>> Start
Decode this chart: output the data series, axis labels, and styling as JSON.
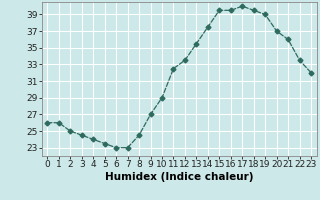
{
  "x": [
    0,
    1,
    2,
    3,
    4,
    5,
    6,
    7,
    8,
    9,
    10,
    11,
    12,
    13,
    14,
    15,
    16,
    17,
    18,
    19,
    20,
    21,
    22,
    23
  ],
  "y": [
    26,
    26,
    25,
    24.5,
    24,
    23.5,
    23,
    23,
    24.5,
    27,
    29,
    32.5,
    33.5,
    35.5,
    37.5,
    39.5,
    39.5,
    40,
    39.5,
    39,
    37,
    36,
    33.5,
    32
  ],
  "xlabel": "Humidex (Indice chaleur)",
  "xlim": [
    -0.5,
    23.5
  ],
  "ylim": [
    22.0,
    40.5
  ],
  "yticks": [
    23,
    25,
    27,
    29,
    31,
    33,
    35,
    37,
    39
  ],
  "xticks": [
    0,
    1,
    2,
    3,
    4,
    5,
    6,
    7,
    8,
    9,
    10,
    11,
    12,
    13,
    14,
    15,
    16,
    17,
    18,
    19,
    20,
    21,
    22,
    23
  ],
  "line_color": "#2e6b5e",
  "marker": "D",
  "marker_size": 2.5,
  "bg_color": "#cce8e8",
  "grid_color": "#ffffff",
  "tick_fontsize": 6.5,
  "label_fontsize": 7.5
}
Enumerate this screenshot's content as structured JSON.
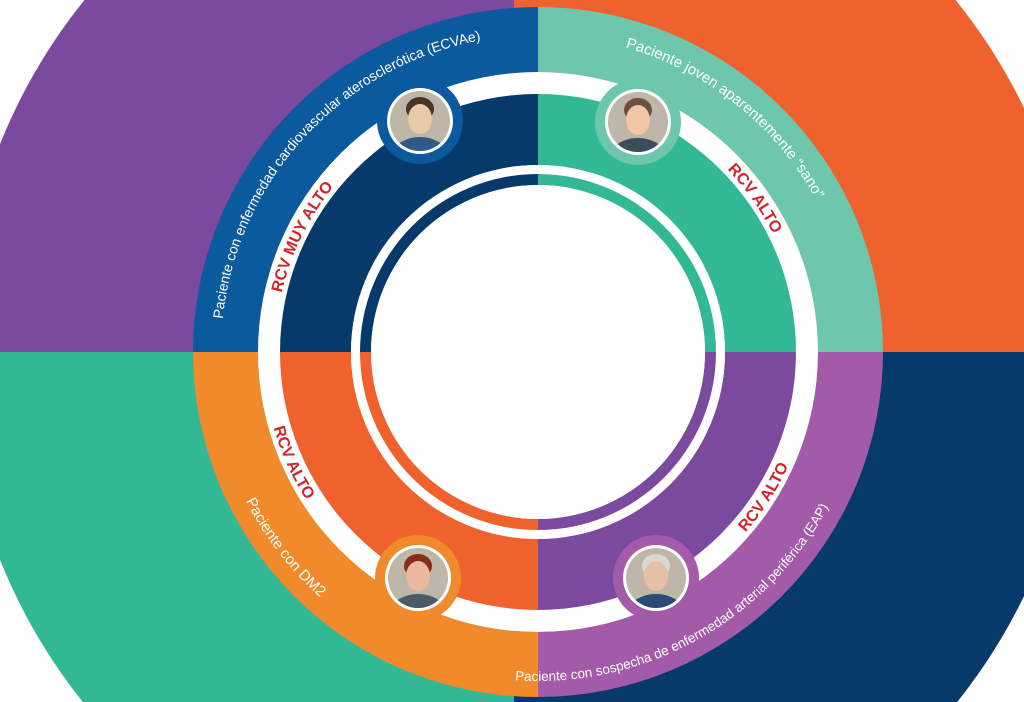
{
  "colors": {
    "bg_tl": "#7b4a9e",
    "bg_tr": "#ef612d",
    "bg_bl": "#33b896",
    "bg_br": "#063a6b",
    "mid_tl": "#0c5a9e",
    "mid_tr": "#6ec7ad",
    "mid_bl": "#f08a2a",
    "mid_br": "#a35aa8",
    "in_tl": "#063a6b",
    "in_tr": "#33b896",
    "in_bl": "#ef612d",
    "in_br": "#7b4a9e",
    "risk_text": "#d2232a"
  },
  "segments": [
    {
      "id": "tl",
      "label": "Paciente con enfermedad cardiovascular aterosclerótica (ECVAe)",
      "risk": "RCV MUY ALTO",
      "avatar_icon": "patient-photo-man"
    },
    {
      "id": "tr",
      "label": "Paciente joven aparentemente “sano”",
      "risk": "RCV ALTO",
      "avatar_icon": "patient-photo-bearded-man"
    },
    {
      "id": "bl",
      "label": "Paciente con DM2",
      "risk": "RCV ALTO",
      "avatar_icon": "patient-photo-woman"
    },
    {
      "id": "br",
      "label": "Paciente con sospecha de enfermedad arterial periférica (EAP)",
      "risk": "RCV ALTO",
      "avatar_icon": "patient-photo-older-man"
    }
  ]
}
>> End
* The request *
Apart from the pictures, the entries above are to be repeated in full and exactly.

* Worked answer *
Decode this chart: output the data series, axis labels, and styling as JSON.
{
  "x": [
    0,
    1,
    2,
    3,
    4,
    5,
    6,
    7,
    8,
    9,
    10,
    11,
    12,
    13,
    14,
    15,
    16,
    17,
    18,
    19,
    20,
    21,
    22,
    23
  ],
  "y": [
    26,
    26,
    25,
    24.5,
    24,
    23.5,
    23,
    23,
    24.5,
    27,
    29,
    32.5,
    33.5,
    35.5,
    37.5,
    39.5,
    39.5,
    40,
    39.5,
    39,
    37,
    36,
    33.5,
    32
  ],
  "xlabel": "Humidex (Indice chaleur)",
  "xlim": [
    -0.5,
    23.5
  ],
  "ylim": [
    22.0,
    40.5
  ],
  "yticks": [
    23,
    25,
    27,
    29,
    31,
    33,
    35,
    37,
    39
  ],
  "xticks": [
    0,
    1,
    2,
    3,
    4,
    5,
    6,
    7,
    8,
    9,
    10,
    11,
    12,
    13,
    14,
    15,
    16,
    17,
    18,
    19,
    20,
    21,
    22,
    23
  ],
  "line_color": "#2e6b5e",
  "marker": "D",
  "marker_size": 2.5,
  "bg_color": "#cce8e8",
  "grid_color": "#ffffff",
  "tick_fontsize": 6.5,
  "label_fontsize": 7.5
}
Enumerate this screenshot's content as structured JSON.
{
  "colors": {
    "bg_tl": "#7b4a9e",
    "bg_tr": "#ef612d",
    "bg_bl": "#33b896",
    "bg_br": "#063a6b",
    "mid_tl": "#0c5a9e",
    "mid_tr": "#6ec7ad",
    "mid_bl": "#f08a2a",
    "mid_br": "#a35aa8",
    "in_tl": "#063a6b",
    "in_tr": "#33b896",
    "in_bl": "#ef612d",
    "in_br": "#7b4a9e",
    "risk_text": "#d2232a"
  },
  "segments": [
    {
      "id": "tl",
      "label": "Paciente con enfermedad cardiovascular aterosclerótica (ECVAe)",
      "risk": "RCV MUY ALTO",
      "avatar_icon": "patient-photo-man"
    },
    {
      "id": "tr",
      "label": "Paciente joven aparentemente “sano”",
      "risk": "RCV ALTO",
      "avatar_icon": "patient-photo-bearded-man"
    },
    {
      "id": "bl",
      "label": "Paciente con DM2",
      "risk": "RCV ALTO",
      "avatar_icon": "patient-photo-woman"
    },
    {
      "id": "br",
      "label": "Paciente con sospecha de enfermedad arterial periférica (EAP)",
      "risk": "RCV ALTO",
      "avatar_icon": "patient-photo-older-man"
    }
  ]
}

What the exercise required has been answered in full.